◆ AIM
Identify the lines holding "title" and copy them.

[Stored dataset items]

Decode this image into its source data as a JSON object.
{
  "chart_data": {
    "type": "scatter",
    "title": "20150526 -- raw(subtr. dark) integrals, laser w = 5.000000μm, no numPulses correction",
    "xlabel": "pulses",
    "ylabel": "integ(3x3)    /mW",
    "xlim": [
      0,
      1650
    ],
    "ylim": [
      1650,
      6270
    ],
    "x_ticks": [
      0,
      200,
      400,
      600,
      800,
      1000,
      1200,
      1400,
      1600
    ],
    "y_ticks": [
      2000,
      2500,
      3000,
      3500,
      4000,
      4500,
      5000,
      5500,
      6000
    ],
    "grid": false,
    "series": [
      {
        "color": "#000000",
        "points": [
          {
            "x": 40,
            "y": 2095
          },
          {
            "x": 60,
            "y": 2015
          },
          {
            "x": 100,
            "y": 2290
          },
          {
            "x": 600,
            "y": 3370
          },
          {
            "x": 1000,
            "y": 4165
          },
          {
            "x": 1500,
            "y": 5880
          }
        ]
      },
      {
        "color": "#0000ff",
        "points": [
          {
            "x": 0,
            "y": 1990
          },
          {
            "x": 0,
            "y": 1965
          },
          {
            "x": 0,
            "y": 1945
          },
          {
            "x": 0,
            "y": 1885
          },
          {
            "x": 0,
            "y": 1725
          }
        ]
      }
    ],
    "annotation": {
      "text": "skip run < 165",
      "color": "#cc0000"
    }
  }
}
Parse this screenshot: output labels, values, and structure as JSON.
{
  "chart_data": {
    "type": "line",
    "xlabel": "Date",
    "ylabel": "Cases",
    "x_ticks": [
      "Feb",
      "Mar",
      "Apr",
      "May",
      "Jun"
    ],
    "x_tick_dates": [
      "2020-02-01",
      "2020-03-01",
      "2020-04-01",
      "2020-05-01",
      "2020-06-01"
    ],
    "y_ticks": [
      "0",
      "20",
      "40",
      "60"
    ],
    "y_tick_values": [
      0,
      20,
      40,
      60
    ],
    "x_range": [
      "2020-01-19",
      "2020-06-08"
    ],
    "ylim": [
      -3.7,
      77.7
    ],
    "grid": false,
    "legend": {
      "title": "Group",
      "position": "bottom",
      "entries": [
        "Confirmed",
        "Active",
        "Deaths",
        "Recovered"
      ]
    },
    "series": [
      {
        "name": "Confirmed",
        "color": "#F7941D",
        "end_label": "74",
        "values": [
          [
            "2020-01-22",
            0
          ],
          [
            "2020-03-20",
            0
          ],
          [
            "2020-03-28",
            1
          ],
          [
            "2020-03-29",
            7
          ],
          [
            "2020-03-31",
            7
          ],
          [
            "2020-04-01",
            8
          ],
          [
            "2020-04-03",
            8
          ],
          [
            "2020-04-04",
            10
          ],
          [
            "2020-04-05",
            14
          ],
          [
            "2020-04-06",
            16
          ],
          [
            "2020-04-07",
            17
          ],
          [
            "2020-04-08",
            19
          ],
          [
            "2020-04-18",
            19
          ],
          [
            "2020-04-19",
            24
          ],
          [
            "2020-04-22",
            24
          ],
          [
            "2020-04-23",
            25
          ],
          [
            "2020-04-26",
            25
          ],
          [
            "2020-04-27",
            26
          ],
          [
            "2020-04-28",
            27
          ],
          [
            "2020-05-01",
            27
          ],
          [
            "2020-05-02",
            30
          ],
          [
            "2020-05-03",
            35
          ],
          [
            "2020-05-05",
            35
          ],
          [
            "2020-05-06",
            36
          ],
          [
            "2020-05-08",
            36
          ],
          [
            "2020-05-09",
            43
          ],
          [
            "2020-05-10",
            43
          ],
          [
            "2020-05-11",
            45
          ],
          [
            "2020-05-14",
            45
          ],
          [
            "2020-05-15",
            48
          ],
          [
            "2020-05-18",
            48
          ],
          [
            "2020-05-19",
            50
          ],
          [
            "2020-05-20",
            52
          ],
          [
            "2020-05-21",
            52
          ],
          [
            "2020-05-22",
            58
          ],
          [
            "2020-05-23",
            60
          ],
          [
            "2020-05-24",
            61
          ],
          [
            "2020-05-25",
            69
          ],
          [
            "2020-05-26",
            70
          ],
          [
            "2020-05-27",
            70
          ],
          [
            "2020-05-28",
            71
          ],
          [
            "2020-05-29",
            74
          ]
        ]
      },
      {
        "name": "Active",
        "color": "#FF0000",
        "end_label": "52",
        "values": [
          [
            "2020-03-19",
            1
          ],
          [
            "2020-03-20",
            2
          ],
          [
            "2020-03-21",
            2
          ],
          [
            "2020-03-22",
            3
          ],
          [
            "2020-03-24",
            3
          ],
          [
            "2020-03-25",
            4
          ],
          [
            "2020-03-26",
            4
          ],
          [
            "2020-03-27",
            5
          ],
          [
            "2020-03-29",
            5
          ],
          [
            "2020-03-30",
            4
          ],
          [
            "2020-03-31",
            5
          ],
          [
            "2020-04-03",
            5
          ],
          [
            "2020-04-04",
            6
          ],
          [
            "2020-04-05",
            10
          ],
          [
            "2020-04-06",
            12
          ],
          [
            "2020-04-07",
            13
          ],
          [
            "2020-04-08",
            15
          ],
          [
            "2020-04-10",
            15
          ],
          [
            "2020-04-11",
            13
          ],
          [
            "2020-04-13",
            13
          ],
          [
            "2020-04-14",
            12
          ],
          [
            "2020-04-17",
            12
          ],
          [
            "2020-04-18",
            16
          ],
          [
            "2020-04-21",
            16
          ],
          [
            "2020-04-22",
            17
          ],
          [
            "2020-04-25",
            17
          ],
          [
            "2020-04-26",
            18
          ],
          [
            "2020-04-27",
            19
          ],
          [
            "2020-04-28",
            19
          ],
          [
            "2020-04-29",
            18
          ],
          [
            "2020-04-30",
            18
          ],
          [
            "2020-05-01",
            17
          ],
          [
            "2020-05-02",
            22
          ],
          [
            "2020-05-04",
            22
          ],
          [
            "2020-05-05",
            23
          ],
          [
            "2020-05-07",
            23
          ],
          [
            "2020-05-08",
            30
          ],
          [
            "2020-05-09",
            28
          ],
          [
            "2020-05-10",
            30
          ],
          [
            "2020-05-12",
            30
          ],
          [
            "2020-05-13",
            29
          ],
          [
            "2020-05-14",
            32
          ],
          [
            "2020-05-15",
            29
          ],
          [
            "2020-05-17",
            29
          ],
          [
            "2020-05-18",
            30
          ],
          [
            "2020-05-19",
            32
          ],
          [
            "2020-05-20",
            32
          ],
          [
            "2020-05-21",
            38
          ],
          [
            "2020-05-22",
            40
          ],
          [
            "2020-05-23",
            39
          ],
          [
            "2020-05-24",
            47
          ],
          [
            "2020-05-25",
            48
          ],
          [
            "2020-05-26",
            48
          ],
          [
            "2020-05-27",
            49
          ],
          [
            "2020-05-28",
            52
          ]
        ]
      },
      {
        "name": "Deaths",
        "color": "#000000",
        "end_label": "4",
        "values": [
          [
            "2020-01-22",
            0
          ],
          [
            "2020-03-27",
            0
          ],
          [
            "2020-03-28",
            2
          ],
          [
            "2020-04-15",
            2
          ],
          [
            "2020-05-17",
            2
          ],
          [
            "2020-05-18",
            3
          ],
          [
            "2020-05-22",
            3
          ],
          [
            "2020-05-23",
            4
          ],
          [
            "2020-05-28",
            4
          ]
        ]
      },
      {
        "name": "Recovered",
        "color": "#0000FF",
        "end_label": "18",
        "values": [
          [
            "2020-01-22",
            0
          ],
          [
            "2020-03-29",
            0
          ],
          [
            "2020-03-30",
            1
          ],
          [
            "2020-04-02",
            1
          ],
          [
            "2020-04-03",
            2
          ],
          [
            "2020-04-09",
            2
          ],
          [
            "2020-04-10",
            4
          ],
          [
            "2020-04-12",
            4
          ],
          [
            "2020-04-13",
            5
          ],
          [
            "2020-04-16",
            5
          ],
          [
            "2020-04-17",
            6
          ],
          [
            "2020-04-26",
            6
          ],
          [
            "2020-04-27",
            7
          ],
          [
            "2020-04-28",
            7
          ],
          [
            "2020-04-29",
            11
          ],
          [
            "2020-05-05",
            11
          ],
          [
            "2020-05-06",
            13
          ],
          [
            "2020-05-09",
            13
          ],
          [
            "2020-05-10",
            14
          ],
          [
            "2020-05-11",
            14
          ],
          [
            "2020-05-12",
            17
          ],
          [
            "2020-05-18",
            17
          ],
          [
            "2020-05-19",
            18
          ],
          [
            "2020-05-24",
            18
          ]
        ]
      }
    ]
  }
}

◆ RESPONSE
    "title": "20150526 -- raw(subtr. dark) integrals, laser w = 5.000000μm, no numPulses correction",
      "title": "Group",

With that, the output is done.